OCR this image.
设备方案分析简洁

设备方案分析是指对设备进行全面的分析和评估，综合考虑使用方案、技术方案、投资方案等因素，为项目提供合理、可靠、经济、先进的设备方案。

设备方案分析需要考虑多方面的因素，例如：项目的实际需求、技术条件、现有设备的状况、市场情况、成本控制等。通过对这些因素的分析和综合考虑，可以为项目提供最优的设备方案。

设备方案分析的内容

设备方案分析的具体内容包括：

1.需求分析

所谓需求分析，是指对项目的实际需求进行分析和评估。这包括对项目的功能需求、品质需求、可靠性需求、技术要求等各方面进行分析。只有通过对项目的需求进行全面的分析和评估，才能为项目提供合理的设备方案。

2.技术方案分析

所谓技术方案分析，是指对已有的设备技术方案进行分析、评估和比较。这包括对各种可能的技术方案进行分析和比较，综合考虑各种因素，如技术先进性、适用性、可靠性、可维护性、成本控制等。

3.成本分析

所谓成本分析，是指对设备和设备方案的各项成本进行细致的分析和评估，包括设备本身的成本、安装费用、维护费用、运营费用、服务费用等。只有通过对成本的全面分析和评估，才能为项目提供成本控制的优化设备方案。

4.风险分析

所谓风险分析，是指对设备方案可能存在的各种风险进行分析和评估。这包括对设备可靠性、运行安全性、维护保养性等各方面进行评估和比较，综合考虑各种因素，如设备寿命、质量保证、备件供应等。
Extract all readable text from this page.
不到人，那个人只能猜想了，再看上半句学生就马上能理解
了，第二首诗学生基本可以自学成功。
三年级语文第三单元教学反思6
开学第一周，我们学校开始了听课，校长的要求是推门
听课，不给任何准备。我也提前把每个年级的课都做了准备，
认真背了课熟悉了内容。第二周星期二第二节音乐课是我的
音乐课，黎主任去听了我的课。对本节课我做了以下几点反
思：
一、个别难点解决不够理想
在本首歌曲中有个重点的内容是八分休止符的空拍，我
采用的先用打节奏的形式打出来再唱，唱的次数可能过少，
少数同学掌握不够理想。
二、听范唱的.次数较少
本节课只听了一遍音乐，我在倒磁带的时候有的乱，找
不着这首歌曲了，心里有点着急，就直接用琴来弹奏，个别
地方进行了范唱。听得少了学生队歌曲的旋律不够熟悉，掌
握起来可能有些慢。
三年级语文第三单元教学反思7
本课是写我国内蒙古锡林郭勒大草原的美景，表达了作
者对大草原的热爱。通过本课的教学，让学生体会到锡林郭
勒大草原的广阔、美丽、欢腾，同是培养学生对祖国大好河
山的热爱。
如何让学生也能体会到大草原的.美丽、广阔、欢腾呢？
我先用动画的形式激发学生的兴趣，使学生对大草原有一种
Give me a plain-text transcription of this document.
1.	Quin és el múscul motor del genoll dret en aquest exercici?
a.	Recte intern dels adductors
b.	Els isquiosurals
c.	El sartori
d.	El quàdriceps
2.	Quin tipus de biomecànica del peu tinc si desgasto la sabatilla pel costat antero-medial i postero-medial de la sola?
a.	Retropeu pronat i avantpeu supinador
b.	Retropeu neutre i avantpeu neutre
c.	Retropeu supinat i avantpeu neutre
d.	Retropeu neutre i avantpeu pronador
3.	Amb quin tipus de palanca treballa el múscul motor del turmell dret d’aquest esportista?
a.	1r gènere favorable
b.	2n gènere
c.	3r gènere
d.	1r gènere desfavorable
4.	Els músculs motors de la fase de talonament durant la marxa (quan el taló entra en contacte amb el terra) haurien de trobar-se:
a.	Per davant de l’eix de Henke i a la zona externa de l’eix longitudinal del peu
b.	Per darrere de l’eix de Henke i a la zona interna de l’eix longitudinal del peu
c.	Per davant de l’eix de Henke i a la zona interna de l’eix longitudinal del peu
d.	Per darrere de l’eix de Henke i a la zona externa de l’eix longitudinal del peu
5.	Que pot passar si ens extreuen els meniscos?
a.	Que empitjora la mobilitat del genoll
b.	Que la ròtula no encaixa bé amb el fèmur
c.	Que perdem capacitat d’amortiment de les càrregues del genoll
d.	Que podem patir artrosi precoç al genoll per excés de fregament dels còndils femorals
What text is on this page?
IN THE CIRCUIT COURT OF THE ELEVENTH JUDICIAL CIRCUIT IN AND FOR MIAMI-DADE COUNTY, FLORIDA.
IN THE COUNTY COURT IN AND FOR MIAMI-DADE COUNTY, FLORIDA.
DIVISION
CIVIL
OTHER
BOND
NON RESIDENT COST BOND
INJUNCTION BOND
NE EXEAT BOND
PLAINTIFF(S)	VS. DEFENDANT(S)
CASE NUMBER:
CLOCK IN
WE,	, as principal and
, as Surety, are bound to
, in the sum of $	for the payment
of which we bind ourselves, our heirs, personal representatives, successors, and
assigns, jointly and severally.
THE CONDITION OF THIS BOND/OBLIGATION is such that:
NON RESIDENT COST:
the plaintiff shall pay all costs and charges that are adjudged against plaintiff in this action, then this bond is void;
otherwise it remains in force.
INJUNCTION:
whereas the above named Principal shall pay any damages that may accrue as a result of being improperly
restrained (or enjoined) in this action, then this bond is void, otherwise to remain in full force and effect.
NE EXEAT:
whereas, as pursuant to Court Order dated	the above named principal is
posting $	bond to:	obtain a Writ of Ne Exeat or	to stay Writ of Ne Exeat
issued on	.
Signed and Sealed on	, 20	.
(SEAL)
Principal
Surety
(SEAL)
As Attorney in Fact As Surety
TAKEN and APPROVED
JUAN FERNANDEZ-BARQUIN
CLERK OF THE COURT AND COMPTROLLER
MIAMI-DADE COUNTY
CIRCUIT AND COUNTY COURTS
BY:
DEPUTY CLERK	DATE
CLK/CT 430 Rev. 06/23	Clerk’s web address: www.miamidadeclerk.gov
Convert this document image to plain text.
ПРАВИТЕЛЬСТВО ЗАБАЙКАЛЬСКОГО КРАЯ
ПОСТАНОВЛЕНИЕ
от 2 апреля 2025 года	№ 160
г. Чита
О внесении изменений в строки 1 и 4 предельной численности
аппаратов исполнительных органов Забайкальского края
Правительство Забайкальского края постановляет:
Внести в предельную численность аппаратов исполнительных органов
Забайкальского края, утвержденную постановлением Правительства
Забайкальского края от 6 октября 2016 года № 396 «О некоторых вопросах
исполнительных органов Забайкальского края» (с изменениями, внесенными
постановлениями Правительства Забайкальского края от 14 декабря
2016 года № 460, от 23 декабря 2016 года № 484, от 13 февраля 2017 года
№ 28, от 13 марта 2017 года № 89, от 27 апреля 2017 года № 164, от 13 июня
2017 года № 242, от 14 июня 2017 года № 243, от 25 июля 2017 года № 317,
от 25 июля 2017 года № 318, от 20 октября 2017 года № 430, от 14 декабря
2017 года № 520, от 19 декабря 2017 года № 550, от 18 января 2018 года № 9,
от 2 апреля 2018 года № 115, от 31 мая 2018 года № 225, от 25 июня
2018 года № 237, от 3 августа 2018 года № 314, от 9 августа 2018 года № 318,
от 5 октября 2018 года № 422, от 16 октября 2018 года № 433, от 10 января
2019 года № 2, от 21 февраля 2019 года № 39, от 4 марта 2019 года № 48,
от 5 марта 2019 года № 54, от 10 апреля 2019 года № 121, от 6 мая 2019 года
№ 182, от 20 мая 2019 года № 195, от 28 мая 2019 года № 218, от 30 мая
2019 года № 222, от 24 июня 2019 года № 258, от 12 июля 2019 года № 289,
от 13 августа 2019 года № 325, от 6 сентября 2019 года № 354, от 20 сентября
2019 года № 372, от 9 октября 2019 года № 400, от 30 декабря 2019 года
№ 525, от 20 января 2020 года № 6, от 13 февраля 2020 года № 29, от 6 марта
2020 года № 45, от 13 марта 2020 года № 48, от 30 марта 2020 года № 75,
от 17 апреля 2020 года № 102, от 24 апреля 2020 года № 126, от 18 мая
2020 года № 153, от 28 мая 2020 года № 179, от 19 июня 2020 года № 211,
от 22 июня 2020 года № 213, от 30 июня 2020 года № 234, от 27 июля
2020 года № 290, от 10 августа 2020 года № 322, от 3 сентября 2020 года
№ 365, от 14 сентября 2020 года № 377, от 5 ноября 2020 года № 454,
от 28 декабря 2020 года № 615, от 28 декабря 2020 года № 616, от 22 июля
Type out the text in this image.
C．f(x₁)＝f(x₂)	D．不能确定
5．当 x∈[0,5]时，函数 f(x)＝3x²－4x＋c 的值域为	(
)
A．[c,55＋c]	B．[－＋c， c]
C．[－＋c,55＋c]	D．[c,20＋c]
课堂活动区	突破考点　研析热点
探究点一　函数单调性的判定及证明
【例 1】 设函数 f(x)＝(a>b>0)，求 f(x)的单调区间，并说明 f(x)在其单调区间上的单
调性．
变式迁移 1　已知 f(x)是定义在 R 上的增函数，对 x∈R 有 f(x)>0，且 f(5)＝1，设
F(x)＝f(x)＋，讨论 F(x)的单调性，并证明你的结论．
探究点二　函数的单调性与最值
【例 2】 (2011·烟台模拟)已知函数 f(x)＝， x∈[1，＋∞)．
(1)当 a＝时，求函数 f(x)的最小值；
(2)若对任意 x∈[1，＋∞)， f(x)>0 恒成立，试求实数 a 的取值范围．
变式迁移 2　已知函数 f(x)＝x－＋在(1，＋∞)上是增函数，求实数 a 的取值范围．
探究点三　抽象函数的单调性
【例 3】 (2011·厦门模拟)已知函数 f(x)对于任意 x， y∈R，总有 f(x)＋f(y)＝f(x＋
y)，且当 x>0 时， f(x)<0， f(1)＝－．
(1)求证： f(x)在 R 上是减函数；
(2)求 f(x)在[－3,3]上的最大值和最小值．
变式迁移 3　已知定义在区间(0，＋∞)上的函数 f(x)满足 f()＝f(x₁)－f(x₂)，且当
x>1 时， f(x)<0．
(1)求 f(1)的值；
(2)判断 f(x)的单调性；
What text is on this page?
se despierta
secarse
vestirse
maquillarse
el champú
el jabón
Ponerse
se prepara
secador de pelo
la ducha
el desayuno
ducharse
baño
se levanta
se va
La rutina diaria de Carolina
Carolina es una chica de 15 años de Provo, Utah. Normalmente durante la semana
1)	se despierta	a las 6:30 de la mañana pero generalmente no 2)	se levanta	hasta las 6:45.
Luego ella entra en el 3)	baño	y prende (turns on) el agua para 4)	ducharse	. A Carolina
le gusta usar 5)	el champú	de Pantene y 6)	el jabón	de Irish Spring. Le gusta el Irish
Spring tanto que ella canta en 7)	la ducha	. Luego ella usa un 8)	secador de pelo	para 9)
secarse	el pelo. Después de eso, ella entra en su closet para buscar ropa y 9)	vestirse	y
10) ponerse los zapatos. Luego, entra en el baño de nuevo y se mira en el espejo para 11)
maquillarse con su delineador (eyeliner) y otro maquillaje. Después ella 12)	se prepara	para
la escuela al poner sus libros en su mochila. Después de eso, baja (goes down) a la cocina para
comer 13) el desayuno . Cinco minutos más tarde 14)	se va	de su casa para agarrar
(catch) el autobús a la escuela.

★ ★ ★ ★ ★

Given request
Select and copy every line from the records that includes the word "dels".

Correct response
a.	Recte intern dels adductors
d.	Que podem patir artrosi precoç al genoll per excés de fregament dels còndils femorals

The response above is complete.